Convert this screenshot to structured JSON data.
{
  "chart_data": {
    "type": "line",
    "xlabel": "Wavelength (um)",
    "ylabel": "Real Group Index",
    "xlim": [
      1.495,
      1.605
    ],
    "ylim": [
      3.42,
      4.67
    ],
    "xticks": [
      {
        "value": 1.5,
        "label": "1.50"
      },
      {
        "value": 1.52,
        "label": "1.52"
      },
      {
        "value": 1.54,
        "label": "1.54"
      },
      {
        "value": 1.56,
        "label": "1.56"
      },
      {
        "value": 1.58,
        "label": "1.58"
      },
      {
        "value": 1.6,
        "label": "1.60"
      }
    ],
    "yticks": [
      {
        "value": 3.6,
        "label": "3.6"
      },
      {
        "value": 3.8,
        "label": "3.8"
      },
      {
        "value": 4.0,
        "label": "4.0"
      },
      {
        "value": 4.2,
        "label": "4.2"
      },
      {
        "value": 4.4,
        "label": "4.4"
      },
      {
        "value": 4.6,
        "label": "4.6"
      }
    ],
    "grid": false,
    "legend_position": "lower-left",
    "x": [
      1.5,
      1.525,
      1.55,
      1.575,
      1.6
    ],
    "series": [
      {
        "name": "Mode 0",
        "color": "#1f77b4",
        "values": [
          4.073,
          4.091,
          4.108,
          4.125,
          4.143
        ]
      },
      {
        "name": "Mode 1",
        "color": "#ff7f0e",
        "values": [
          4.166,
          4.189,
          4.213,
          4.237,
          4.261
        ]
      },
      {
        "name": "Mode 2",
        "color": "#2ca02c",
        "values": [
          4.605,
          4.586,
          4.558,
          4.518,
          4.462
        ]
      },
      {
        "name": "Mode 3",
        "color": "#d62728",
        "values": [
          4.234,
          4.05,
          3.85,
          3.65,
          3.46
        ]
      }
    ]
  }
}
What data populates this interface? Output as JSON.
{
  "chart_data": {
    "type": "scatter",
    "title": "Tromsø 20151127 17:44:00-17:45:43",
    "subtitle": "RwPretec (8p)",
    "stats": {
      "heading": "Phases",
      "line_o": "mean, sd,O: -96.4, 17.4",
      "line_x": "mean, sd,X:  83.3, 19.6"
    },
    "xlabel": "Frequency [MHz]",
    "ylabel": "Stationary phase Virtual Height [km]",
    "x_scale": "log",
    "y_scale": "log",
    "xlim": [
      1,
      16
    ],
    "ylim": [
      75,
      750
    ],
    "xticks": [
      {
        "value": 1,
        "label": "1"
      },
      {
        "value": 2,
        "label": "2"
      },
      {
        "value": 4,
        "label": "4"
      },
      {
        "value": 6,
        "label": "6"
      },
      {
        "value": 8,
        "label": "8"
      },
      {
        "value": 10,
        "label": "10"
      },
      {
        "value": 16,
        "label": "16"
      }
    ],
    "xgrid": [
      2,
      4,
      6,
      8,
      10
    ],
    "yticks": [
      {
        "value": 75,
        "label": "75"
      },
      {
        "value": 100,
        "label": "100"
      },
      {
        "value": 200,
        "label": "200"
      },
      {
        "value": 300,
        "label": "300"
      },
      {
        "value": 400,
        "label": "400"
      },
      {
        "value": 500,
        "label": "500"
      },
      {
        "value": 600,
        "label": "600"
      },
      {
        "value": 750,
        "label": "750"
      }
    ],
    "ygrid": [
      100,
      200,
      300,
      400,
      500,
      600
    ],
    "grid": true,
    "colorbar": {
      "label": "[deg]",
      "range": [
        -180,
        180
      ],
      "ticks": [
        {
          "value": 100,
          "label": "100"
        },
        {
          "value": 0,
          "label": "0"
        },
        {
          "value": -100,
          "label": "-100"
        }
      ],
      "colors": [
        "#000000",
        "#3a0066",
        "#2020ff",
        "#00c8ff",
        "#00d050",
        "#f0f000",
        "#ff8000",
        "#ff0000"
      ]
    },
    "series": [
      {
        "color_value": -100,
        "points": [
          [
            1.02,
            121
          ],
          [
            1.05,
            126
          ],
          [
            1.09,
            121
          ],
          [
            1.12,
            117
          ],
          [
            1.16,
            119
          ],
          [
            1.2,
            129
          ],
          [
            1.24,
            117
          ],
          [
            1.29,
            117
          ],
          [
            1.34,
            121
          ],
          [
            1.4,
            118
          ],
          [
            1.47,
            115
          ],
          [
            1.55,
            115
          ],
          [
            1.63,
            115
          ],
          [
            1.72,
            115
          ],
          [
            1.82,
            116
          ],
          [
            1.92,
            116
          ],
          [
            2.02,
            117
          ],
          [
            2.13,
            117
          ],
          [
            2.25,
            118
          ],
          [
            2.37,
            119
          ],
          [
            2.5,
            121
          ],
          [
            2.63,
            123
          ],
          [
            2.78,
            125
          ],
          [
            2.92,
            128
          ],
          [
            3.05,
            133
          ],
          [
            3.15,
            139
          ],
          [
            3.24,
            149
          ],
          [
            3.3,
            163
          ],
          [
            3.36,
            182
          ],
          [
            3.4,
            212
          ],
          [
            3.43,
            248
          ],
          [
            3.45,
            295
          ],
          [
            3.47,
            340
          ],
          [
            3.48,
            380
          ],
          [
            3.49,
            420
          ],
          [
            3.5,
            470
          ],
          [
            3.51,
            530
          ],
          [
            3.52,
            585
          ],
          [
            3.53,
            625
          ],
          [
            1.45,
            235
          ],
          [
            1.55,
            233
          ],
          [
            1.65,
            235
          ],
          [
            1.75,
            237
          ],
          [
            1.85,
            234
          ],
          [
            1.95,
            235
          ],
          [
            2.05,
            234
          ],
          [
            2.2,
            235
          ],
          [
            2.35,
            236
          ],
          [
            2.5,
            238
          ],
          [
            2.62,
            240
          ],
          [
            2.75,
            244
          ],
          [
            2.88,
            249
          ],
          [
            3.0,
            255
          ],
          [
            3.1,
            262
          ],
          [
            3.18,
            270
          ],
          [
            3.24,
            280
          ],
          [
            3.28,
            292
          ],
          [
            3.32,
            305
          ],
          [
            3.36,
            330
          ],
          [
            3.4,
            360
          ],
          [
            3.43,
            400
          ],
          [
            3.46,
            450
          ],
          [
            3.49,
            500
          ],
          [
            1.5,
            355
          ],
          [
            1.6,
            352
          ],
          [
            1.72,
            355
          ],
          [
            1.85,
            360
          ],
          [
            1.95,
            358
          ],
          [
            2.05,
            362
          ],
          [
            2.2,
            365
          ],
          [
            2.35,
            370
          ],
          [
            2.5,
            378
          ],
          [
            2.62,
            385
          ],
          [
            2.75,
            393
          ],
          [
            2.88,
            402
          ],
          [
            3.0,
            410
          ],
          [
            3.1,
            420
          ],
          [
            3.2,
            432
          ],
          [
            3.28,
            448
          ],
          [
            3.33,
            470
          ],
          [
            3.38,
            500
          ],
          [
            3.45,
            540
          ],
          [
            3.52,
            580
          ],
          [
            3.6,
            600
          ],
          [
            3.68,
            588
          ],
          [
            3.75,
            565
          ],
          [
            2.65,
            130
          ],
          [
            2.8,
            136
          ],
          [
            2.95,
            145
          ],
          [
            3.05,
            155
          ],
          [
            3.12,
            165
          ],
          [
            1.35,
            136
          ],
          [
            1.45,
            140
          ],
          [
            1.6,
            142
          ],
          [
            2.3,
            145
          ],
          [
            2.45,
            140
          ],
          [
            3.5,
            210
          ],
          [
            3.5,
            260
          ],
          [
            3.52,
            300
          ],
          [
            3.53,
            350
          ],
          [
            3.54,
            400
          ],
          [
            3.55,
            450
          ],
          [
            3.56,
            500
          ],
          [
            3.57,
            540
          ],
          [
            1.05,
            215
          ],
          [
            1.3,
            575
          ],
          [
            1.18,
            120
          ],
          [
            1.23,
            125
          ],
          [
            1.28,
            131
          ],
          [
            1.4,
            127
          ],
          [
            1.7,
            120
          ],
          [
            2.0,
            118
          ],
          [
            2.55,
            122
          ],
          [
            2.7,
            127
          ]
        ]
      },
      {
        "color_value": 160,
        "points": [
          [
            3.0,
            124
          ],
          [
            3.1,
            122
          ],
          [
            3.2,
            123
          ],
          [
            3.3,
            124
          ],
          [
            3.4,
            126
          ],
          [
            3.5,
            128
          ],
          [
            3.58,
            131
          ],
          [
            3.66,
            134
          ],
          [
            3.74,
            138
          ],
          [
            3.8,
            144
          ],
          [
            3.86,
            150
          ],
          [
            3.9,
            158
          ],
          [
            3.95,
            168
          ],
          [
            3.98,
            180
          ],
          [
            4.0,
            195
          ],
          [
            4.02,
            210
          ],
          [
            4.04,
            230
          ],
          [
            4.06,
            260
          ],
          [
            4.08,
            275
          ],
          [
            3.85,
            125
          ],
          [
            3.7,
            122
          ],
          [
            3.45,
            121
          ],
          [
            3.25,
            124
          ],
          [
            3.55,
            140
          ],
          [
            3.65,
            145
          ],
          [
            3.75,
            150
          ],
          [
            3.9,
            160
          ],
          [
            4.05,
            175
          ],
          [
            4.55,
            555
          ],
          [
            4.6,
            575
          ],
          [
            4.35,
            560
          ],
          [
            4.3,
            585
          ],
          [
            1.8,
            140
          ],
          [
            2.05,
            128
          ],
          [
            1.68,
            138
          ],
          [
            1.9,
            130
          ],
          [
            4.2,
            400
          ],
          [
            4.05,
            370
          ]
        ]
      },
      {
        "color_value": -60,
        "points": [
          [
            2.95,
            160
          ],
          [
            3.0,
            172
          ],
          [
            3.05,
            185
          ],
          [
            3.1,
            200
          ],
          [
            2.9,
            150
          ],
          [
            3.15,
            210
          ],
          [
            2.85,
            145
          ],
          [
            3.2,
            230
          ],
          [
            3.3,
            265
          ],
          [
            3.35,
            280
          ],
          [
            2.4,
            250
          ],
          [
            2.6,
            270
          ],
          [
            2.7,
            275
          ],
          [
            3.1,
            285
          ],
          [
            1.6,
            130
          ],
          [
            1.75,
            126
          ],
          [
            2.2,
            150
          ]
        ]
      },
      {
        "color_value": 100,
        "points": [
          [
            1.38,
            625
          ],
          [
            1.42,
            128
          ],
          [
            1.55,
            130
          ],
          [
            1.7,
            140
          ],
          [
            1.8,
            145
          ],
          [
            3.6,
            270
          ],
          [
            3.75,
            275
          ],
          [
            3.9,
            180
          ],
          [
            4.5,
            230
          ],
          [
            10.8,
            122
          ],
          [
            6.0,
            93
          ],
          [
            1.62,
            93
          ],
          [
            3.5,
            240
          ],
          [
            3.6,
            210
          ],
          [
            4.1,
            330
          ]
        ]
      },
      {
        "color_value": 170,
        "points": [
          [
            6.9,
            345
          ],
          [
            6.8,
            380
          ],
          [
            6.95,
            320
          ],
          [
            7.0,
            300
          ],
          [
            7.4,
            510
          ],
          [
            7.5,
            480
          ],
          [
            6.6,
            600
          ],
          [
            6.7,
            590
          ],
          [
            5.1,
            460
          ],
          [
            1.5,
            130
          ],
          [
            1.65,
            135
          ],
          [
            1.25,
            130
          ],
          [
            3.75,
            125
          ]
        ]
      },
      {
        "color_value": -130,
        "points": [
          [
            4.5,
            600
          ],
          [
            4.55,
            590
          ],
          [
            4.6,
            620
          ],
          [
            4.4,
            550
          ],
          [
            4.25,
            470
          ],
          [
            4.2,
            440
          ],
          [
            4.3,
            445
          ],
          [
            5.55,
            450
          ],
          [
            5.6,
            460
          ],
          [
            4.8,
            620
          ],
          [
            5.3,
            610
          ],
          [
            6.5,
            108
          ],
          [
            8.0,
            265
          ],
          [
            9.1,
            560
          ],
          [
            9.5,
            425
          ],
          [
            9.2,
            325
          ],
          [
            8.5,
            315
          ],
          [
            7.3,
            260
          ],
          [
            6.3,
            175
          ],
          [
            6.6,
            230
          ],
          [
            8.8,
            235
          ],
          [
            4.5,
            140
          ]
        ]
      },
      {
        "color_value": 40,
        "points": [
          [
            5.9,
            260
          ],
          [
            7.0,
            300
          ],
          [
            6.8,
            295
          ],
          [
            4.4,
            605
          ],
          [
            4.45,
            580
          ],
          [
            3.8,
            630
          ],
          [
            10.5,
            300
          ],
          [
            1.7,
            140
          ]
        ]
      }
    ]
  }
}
--
— REQUIRED TASK —
Copy every line above that includes the string "this".

— EXPECTED ANSWER —
Convert this screenshot to structured JSON data.
What data populates this interface? Output as JSON.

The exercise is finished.